**REQUIRED TASK**. Copy out, word for word, the stretch of the material from the line containing "option-label: A.: [40, 359, 69, 402]" through the line containing "option-text: 他们没有选择第一山。: [69, 496, 285, 520]", including both of those lines.

**LISTING**.

— start —

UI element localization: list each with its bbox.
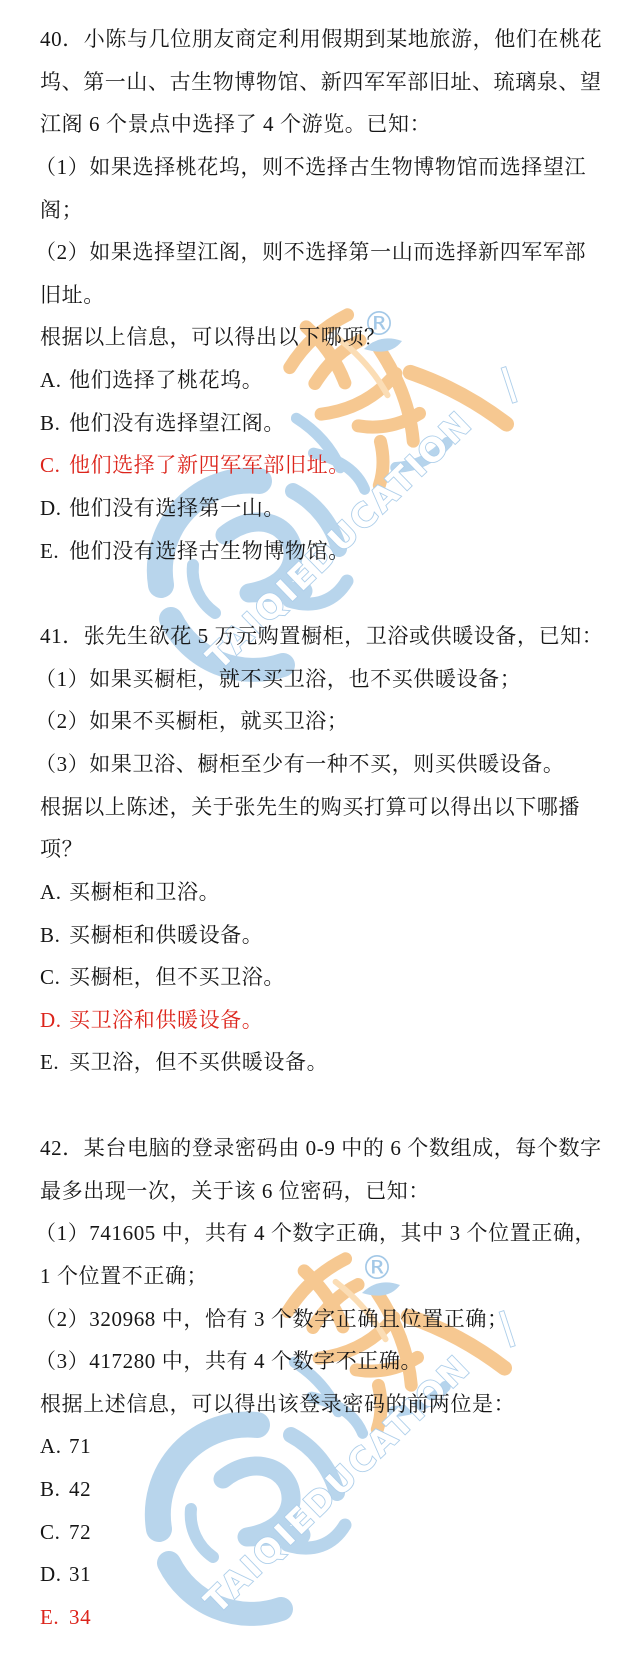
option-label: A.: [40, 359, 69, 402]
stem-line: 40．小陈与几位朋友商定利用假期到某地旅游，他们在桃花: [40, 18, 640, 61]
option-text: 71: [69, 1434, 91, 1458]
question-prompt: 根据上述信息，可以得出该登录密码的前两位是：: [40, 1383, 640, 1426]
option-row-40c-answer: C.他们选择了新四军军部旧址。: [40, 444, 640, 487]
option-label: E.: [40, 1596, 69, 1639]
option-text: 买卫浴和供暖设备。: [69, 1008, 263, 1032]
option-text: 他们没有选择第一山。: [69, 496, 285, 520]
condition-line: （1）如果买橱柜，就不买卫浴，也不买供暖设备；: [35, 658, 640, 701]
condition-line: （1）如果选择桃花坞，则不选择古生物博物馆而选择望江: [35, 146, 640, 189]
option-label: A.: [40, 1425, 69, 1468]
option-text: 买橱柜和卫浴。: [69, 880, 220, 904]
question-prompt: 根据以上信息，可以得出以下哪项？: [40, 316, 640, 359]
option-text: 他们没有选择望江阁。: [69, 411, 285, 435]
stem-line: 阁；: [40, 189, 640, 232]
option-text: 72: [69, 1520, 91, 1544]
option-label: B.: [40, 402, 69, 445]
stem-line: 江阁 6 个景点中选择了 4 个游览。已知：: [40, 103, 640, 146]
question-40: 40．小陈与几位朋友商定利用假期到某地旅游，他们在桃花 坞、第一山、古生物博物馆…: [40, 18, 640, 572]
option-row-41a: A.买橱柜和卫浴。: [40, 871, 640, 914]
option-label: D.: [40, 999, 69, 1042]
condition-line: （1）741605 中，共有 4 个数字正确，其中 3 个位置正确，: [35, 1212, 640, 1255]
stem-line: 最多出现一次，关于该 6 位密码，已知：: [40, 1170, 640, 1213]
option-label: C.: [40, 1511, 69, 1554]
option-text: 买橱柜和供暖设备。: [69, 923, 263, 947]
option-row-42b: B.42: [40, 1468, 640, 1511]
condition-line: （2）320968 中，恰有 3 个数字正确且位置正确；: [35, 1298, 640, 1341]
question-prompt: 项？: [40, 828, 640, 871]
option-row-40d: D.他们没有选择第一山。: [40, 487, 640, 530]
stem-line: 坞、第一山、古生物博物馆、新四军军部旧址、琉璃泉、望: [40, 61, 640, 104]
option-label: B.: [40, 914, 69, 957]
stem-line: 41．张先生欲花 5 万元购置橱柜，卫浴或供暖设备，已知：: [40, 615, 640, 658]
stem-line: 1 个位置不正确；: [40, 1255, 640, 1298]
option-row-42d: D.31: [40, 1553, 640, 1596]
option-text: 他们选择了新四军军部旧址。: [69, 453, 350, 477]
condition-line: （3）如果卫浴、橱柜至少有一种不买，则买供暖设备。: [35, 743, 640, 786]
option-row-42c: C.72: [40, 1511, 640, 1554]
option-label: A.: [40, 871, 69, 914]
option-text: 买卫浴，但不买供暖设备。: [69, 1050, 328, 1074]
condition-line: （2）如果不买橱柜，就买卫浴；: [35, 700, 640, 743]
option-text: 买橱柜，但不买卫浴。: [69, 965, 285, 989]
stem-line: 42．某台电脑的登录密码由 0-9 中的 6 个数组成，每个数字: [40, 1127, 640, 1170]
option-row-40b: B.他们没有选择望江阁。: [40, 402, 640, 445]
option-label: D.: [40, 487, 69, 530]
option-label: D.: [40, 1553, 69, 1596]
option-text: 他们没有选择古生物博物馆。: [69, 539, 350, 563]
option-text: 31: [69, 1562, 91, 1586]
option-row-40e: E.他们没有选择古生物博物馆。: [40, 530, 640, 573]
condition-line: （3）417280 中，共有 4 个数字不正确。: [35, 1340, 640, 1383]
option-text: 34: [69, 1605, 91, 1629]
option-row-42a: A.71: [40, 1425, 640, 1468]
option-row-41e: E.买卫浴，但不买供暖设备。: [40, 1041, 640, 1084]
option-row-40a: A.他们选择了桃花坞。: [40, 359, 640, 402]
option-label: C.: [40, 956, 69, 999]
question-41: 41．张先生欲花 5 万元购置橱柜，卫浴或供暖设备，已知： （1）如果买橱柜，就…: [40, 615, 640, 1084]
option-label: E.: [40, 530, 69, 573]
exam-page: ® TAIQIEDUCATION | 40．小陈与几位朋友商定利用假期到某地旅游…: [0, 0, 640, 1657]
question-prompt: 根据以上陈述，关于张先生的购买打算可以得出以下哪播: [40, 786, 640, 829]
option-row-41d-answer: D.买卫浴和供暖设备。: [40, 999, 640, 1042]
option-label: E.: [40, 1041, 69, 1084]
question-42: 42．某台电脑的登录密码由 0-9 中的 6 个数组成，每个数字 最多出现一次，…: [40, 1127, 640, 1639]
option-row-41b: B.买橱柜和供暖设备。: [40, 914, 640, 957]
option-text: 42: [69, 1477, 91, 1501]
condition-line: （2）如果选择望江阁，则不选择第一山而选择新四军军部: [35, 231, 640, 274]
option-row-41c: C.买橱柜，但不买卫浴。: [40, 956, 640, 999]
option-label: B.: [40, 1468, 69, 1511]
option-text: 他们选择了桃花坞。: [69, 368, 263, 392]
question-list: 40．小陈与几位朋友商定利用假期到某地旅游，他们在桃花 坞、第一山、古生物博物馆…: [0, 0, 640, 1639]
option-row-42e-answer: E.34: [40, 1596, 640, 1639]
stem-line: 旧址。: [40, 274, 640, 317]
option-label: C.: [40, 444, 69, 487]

— end —
— start —

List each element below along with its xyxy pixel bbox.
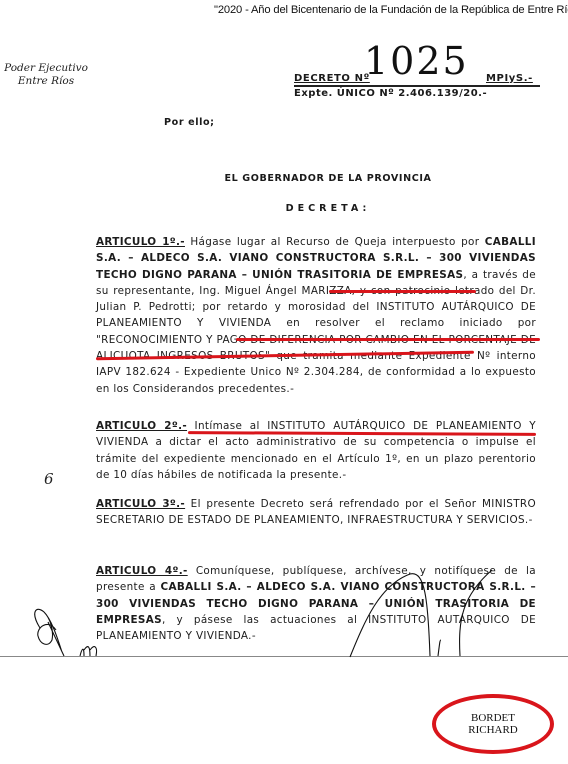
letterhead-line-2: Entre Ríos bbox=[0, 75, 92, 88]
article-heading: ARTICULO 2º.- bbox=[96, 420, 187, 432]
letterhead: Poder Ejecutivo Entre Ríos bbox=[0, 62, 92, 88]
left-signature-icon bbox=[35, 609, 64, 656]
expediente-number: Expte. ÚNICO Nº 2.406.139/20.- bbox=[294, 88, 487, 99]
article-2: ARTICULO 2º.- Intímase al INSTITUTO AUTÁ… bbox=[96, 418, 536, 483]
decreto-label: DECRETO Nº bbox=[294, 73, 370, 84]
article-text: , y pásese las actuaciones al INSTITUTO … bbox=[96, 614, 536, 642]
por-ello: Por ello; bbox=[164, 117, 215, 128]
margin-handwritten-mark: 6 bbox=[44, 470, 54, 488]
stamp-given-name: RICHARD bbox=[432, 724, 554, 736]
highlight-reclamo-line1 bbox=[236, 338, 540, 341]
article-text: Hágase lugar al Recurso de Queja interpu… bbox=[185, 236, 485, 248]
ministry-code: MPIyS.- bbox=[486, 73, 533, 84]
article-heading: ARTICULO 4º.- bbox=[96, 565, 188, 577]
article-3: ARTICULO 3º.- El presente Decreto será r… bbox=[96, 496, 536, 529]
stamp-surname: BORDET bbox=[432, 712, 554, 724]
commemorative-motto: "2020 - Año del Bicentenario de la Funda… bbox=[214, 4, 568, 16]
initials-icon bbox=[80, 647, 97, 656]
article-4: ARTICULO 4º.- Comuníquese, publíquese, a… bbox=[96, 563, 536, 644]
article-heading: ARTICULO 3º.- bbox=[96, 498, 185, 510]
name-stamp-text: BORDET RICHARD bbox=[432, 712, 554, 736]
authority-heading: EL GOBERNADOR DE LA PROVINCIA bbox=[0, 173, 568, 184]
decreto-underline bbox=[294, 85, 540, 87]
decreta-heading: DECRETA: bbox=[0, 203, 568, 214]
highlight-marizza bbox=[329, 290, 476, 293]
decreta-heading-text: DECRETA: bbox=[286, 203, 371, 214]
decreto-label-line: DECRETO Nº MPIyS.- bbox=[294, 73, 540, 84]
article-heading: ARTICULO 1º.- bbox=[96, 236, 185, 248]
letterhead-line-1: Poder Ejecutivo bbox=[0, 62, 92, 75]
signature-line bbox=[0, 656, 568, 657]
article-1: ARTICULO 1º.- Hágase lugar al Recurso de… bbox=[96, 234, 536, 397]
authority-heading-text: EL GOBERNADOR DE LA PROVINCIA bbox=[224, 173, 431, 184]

— end —
— start —

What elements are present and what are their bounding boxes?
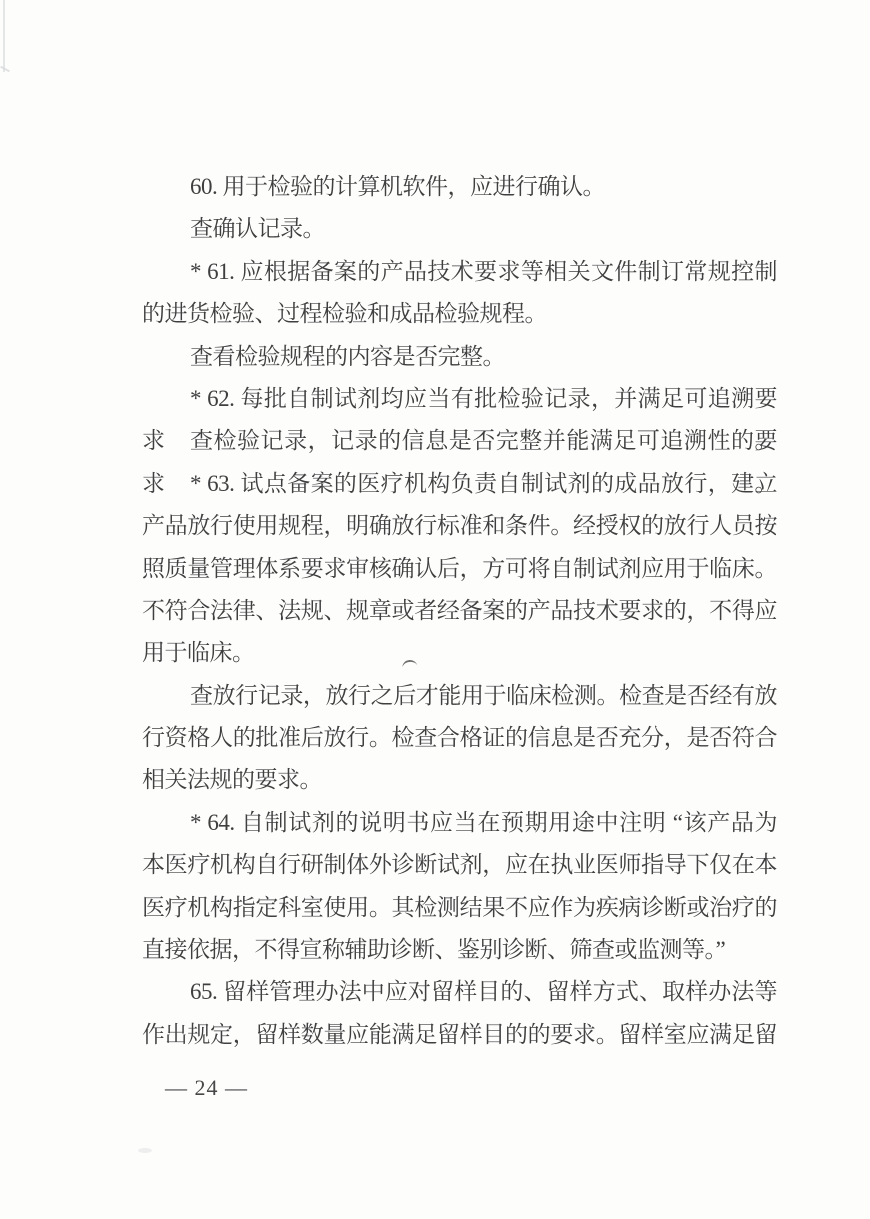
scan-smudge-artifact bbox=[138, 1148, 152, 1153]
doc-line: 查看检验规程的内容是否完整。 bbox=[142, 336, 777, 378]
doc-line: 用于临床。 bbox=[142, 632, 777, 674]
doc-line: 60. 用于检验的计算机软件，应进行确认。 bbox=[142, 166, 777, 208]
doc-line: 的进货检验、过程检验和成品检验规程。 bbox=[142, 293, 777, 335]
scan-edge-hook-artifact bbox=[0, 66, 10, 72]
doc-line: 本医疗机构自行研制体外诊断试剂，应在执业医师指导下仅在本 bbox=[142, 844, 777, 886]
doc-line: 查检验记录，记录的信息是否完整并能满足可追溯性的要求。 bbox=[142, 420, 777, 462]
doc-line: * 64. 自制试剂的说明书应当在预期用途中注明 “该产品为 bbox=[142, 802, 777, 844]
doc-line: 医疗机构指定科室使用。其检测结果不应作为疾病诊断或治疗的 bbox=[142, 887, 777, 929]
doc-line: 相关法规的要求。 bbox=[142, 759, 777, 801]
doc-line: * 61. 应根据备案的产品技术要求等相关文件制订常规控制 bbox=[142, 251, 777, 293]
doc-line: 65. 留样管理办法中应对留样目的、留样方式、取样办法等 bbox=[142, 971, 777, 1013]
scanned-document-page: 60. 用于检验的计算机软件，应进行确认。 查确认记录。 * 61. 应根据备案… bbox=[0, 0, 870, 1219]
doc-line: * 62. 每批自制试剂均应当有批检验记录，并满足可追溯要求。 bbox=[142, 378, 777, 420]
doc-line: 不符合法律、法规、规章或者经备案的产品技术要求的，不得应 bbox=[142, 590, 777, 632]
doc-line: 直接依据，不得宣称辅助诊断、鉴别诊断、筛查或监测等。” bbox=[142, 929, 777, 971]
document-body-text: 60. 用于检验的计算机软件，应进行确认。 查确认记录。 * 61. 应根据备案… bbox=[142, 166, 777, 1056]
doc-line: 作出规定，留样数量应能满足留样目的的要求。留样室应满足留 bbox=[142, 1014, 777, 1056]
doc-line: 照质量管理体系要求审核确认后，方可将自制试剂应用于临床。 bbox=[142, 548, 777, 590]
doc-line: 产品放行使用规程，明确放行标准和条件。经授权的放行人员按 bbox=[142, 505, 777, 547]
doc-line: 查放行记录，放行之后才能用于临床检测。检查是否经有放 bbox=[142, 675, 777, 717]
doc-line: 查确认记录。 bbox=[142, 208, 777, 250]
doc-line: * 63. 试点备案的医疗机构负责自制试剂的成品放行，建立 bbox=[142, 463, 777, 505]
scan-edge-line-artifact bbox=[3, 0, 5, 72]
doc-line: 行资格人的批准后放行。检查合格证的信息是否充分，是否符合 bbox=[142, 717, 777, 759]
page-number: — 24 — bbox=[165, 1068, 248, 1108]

— end —

**THE RESULT**.
option-label: A.: [40, 359, 69, 402]
stem-line: 40．小陈与几位朋友商定利用假期到某地旅游，他们在桃花: [40, 18, 640, 61]
option-text: 71: [69, 1434, 91, 1458]
question-prompt: 根据上述信息，可以得出该登录密码的前两位是：: [40, 1383, 640, 1426]
option-row-40c-answer: C.他们选择了新四军军部旧址。: [40, 444, 640, 487]
option-label: E.: [40, 1596, 69, 1639]
option-text: 买卫浴和供暖设备。: [69, 1008, 263, 1032]
option-text: 他们没有选择第一山。: [69, 496, 285, 520]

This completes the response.